What the exercise asks -> Reproduce the listing verbatim.

Data entries for graphics:
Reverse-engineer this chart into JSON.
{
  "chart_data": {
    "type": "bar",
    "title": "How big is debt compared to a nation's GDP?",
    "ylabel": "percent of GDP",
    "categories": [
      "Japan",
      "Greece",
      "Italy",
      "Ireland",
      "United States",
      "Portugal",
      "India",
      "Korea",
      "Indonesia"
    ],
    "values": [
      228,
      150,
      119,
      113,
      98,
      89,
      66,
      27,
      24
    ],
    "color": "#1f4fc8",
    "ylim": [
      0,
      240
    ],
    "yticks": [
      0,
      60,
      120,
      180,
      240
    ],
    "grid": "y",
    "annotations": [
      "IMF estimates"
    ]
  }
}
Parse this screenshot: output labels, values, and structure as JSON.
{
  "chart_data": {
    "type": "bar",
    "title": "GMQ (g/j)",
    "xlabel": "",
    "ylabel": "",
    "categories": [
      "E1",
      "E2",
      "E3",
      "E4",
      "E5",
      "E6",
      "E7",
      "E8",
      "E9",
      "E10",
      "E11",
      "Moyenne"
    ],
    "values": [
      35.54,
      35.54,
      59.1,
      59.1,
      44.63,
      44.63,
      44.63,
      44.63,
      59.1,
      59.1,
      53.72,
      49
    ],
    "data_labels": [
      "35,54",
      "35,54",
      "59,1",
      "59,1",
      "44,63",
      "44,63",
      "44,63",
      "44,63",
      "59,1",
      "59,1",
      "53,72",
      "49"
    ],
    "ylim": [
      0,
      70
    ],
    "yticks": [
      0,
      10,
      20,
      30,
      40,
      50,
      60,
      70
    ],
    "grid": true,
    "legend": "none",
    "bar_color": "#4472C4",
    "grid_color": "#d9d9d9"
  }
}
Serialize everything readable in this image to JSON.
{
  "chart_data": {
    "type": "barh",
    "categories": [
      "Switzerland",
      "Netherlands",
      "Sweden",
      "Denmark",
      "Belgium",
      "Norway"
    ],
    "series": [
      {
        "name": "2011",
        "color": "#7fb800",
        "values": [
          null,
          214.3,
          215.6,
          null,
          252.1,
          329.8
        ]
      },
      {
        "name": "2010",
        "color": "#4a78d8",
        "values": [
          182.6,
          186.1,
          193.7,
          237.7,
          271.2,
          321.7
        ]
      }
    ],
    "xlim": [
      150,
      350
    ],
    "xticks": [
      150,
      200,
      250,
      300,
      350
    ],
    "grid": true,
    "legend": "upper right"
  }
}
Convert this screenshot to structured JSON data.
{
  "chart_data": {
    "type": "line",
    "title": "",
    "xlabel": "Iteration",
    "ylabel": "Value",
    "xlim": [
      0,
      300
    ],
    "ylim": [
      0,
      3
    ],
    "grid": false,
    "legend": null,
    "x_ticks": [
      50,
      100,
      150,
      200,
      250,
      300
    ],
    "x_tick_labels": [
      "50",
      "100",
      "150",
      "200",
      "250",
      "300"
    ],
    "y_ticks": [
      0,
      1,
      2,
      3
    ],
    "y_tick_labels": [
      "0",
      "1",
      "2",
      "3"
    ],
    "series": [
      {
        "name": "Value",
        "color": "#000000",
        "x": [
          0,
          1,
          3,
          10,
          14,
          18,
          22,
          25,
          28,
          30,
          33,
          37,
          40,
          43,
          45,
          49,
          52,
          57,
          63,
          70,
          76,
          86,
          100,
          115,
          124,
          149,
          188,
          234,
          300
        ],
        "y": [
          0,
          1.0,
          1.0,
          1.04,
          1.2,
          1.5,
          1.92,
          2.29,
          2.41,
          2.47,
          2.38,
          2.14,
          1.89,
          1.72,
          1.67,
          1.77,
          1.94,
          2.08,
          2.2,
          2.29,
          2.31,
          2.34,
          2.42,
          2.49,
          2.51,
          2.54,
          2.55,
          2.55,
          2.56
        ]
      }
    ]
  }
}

Result of the task ->
Reverse-engineer this chart into JSON.
{
  "chart_data": {
    "type": "bar",
    "title": "How big is debt compared to a nation's GDP?",
    "ylabel": "percent of GDP",
    "categories": [
      "Japan",
      "Greece",
      "Italy",
      "Ireland",
      "United States",
      "Portugal",
      "India",
      "Korea",
      "Indonesia"
    ],
    "values": [
      228,
      150,
      119,
      113,
      98,
      89,
      66,
      27,
      24
    ],
    "color": "#1f4fc8",
    "ylim": [
      0,
      240
    ],
    "yticks": [
      0,
      60,
      120,
      180,
      240
    ],
    "grid": "y",
    "annotations": [
      "IMF estimates"
    ]
  }
}
Parse this screenshot: output labels, values, and structure as JSON.
{
  "chart_data": {
    "type": "bar",
    "title": "GMQ (g/j)",
    "xlabel": "",
    "ylabel": "",
    "categories": [
      "E1",
      "E2",
      "E3",
      "E4",
      "E5",
      "E6",
      "E7",
      "E8",
      "E9",
      "E10",
      "E11",
      "Moyenne"
    ],
    "values": [
      35.54,
      35.54,
      59.1,
      59.1,
      44.63,
      44.63,
      44.63,
      44.63,
      59.1,
      59.1,
      53.72,
      49
    ],
    "data_labels": [
      "35,54",
      "35,54",
      "59,1",
      "59,1",
      "44,63",
      "44,63",
      "44,63",
      "44,63",
      "59,1",
      "59,1",
      "53,72",
      "49"
    ],
    "ylim": [
      0,
      70
    ],
    "yticks": [
      0,
      10,
      20,
      30,
      40,
      50,
      60,
      70
    ],
    "grid": true,
    "legend": "none",
    "bar_color": "#4472C4",
    "grid_color": "#d9d9d9"
  }
}
Serialize everything readable in this image to JSON.
{
  "chart_data": {
    "type": "barh",
    "categories": [
      "Switzerland",
      "Netherlands",
      "Sweden",
      "Denmark",
      "Belgium",
      "Norway"
    ],
    "series": [
      {
        "name": "2011",
        "color": "#7fb800",
        "values": [
          null,
          214.3,
          215.6,
          null,
          252.1,
          329.8
        ]
      },
      {
        "name": "2010",
        "color": "#4a78d8",
        "values": [
          182.6,
          186.1,
          193.7,
          237.7,
          271.2,
          321.7
        ]
      }
    ],
    "xlim": [
      150,
      350
    ],
    "xticks": [
      150,
      200,
      250,
      300,
      350
    ],
    "grid": true,
    "legend": "upper right"
  }
}
Convert this screenshot to structured JSON data.
{
  "chart_data": {
    "type": "line",
    "title": "",
    "xlabel": "Iteration",
    "ylabel": "Value",
    "xlim": [
      0,
      300
    ],
    "ylim": [
      0,
      3
    ],
    "grid": false,
    "legend": null,
    "x_ticks": [
      50,
      100,
      150,
      200,
      250,
      300
    ],
    "x_tick_labels": [
      "50",
      "100",
      "150",
      "200",
      "250",
      "300"
    ],
    "y_ticks": [
      0,
      1,
      2,
      3
    ],
    "y_tick_labels": [
      "0",
      "1",
      "2",
      "3"
    ],
    "series": [
      {
        "name": "Value",
        "color": "#000000",
        "x": [
          0,
          1,
          3,
          10,
          14,
          18,
          22,
          25,
          28,
          30,
          33,
          37,
          40,
          43,
          45,
          49,
          52,
          57,
          63,
          70,
          76,
          86,
          100,
          115,
          124,
          149,
          188,
          234,
          300
        ],
        "y": [
          0,
          1.0,
          1.0,
          1.04,
          1.2,
          1.5,
          1.92,
          2.29,
          2.41,
          2.47,
          2.38,
          2.14,
          1.89,
          1.72,
          1.67,
          1.77,
          1.94,
          2.08,
          2.2,
          2.29,
          2.31,
          2.34,
          2.42,
          2.49,
          2.51,
          2.54,
          2.55,
          2.55,
          2.56
        ]
      }
    ]
  }
}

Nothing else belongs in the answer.